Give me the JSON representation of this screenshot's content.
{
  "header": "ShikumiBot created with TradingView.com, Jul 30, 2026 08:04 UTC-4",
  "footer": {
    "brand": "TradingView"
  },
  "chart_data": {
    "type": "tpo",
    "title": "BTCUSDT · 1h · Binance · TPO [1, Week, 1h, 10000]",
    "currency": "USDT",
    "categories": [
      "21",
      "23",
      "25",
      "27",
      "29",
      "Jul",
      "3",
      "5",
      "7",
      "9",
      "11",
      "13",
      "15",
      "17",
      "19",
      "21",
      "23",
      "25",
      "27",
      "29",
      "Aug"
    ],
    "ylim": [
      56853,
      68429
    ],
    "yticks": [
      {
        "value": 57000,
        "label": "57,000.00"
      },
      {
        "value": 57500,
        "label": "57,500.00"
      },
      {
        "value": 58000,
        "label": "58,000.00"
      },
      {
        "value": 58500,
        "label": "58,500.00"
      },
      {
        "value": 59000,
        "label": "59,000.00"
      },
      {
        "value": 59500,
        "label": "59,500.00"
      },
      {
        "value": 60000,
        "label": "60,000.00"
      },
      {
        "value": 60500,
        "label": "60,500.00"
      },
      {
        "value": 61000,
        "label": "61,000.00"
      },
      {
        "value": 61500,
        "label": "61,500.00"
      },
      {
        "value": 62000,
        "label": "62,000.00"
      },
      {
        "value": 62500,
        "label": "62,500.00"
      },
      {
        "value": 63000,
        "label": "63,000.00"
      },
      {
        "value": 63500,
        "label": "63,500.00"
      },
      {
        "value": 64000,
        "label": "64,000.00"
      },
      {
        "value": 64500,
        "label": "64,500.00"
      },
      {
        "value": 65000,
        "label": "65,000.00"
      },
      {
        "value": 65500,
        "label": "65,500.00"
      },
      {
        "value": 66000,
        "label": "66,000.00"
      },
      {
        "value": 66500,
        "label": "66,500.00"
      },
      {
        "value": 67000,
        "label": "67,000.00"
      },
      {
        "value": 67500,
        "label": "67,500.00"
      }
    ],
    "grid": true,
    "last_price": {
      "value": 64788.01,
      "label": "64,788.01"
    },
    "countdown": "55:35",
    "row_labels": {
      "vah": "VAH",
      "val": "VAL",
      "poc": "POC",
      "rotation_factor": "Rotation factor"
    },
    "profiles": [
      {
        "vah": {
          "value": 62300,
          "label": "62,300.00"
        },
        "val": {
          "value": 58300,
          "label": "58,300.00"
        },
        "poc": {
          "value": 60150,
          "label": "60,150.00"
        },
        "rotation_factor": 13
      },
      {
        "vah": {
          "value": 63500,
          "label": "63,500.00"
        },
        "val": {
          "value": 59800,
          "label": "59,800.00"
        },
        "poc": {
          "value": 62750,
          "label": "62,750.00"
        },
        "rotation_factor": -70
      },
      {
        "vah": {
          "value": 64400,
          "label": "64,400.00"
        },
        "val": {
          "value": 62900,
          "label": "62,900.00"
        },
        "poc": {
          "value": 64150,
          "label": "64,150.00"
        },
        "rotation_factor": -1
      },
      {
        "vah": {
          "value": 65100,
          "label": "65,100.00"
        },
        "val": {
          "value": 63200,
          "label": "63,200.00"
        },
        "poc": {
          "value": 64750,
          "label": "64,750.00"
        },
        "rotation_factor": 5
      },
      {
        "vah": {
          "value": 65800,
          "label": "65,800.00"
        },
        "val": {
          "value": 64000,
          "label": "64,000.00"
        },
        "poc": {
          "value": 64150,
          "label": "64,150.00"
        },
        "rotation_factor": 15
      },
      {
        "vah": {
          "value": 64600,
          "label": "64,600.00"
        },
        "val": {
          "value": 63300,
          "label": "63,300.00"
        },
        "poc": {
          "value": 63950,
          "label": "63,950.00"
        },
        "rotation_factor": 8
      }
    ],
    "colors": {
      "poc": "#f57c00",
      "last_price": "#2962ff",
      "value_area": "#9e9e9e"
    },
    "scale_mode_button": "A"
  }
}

▶ Directions for this task
Select every line of the records holding the string "TradingView".

▶ Solution for this problem
  "header": "ShikumiBot created with TradingView.com, Jul 30, 2026 08:04 UTC-4",
    "brand": "TradingView"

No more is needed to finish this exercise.